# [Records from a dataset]
↓↓↓
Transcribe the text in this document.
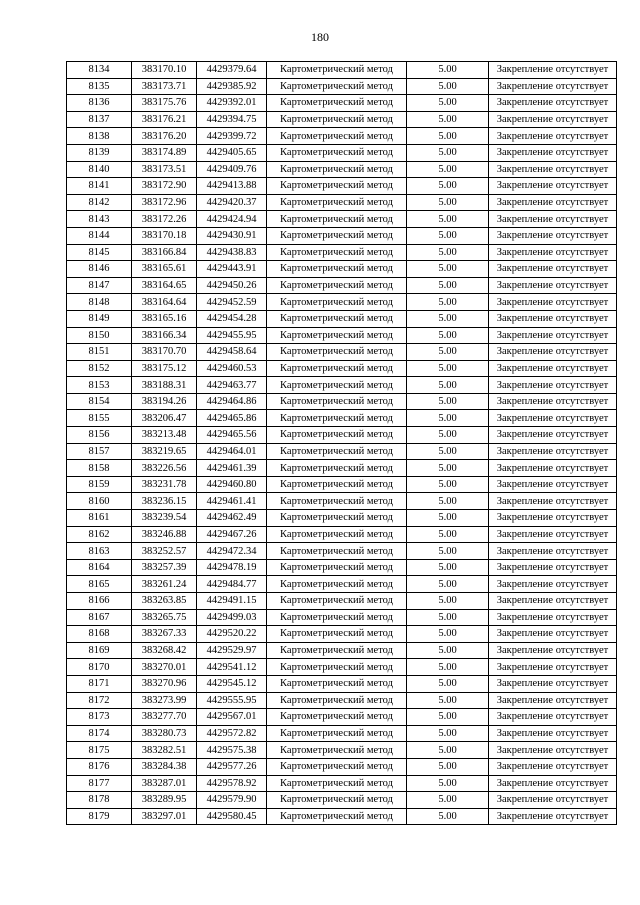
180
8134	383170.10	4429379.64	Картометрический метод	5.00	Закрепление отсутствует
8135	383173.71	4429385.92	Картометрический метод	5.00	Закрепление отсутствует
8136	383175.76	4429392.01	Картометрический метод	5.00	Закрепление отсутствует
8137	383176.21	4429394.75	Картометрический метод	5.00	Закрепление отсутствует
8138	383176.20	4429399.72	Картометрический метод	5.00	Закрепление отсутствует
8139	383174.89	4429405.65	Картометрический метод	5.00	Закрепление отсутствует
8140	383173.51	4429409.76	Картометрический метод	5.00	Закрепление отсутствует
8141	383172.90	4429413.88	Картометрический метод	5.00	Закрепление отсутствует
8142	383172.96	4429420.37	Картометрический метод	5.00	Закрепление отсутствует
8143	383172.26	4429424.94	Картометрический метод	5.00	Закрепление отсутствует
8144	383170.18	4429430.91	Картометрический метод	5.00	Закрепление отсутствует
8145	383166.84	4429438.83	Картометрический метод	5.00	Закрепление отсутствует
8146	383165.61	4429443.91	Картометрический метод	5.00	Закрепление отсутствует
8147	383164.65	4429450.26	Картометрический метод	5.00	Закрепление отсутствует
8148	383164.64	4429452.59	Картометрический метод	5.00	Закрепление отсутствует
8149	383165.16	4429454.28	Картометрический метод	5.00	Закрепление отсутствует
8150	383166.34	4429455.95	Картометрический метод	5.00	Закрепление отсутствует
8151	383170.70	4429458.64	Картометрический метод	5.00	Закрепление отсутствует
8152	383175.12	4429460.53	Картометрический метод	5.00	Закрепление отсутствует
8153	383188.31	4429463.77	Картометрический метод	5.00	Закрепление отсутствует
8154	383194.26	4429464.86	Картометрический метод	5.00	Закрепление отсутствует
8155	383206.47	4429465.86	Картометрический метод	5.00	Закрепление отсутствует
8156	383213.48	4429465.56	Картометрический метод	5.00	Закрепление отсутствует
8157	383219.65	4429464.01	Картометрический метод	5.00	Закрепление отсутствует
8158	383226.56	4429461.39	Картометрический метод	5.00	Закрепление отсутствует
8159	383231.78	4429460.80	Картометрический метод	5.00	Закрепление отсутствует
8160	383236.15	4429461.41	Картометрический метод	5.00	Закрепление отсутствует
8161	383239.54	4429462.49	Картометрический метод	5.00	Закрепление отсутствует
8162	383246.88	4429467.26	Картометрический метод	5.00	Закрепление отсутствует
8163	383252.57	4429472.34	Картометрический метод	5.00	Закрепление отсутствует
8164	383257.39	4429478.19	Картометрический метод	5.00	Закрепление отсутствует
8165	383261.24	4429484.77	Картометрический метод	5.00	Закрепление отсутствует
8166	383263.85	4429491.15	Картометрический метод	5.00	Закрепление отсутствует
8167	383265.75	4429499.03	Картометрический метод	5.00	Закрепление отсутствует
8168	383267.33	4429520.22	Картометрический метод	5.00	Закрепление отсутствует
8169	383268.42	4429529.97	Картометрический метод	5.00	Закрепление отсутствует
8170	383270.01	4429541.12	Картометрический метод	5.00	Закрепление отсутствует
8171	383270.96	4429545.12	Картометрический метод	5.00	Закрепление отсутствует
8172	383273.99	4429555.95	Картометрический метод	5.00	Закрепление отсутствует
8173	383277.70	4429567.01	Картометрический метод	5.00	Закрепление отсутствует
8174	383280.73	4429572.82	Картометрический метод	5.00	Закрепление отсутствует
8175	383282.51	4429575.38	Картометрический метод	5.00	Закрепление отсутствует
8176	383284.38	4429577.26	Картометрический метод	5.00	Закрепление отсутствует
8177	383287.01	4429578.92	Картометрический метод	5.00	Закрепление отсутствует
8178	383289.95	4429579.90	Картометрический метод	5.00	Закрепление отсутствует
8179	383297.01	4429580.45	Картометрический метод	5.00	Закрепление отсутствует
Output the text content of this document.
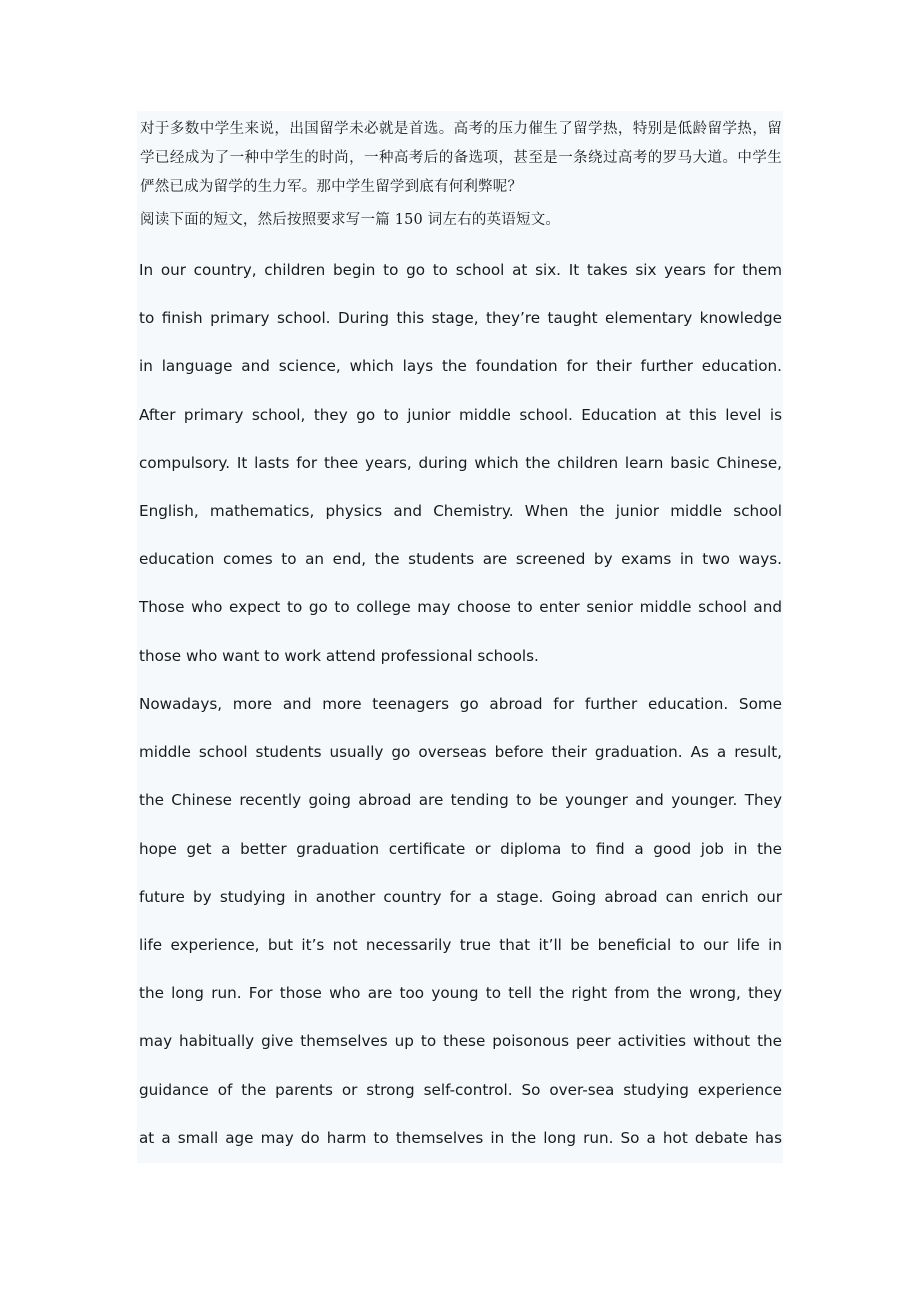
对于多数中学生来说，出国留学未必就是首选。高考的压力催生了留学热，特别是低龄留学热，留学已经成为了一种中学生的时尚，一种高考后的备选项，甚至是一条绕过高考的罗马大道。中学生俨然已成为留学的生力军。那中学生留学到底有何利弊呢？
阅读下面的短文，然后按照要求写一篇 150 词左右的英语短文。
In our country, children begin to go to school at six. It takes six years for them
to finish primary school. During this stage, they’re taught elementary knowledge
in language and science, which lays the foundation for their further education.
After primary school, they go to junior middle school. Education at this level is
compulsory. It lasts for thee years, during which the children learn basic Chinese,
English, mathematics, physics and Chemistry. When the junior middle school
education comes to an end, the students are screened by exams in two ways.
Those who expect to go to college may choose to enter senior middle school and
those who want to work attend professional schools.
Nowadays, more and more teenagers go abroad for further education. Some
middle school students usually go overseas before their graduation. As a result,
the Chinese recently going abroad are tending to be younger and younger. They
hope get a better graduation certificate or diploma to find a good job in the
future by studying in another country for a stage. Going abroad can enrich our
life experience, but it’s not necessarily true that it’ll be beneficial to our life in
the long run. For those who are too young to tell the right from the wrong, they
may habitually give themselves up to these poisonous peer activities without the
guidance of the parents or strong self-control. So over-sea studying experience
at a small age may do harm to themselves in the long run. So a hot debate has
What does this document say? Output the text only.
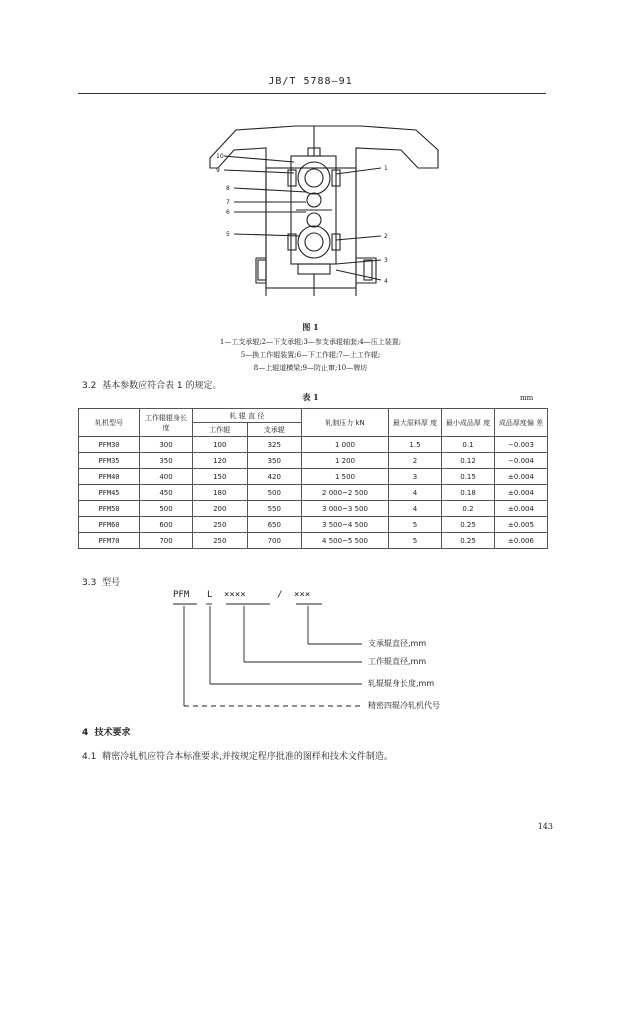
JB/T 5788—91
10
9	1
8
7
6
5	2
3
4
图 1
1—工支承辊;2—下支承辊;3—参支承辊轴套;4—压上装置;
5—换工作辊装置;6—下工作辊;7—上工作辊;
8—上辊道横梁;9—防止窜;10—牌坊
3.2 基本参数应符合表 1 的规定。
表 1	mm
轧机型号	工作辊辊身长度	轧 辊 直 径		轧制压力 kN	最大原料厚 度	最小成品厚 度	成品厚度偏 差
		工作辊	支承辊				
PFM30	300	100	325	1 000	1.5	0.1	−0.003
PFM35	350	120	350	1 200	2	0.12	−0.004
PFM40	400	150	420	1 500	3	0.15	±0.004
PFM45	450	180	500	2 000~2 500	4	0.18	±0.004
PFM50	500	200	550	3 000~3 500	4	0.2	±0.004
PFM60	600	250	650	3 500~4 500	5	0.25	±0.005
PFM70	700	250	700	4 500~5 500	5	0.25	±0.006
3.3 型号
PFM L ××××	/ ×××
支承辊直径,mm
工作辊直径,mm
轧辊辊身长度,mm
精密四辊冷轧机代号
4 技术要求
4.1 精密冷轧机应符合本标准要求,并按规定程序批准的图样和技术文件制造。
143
↑↑↑
↓↓↓
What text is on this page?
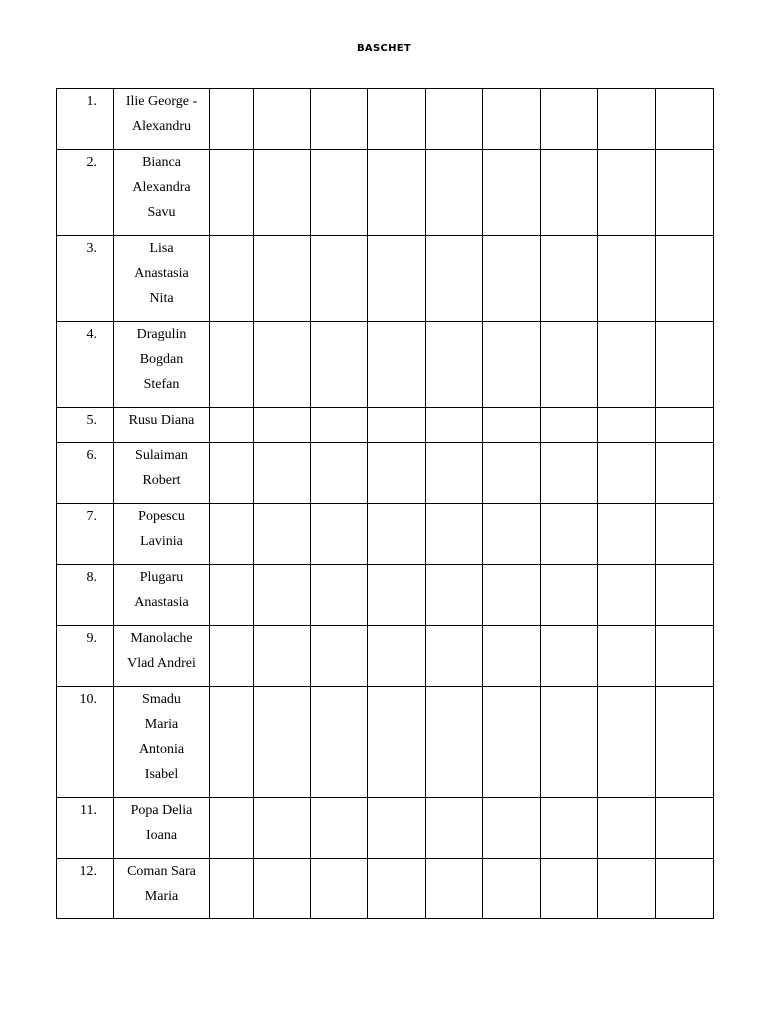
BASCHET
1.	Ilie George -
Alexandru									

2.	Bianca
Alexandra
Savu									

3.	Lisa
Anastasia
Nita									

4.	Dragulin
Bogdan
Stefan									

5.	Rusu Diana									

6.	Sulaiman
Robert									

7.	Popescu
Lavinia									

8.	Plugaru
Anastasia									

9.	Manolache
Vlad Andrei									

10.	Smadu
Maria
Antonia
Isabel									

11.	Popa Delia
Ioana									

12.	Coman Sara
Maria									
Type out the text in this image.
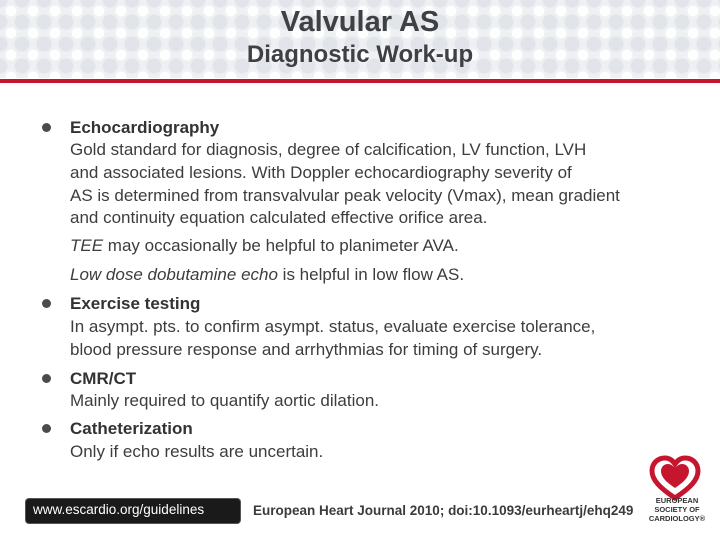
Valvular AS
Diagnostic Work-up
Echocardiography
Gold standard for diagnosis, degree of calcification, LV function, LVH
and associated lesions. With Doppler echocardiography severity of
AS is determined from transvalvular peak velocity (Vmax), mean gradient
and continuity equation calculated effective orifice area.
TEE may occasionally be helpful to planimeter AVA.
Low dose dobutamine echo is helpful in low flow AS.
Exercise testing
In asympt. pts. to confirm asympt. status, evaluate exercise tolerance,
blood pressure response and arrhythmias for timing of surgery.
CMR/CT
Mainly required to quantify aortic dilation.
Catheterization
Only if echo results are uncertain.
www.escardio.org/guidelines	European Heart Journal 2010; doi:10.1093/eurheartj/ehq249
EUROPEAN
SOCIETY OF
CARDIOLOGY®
↑↑↑
Scan the material above for the word "text". Copy each line where it occurs.

Transcribe the text in this document.
Output the text content of this document.
What does this document say? Output the text only.
What text is on this page?
Type out the text in this image.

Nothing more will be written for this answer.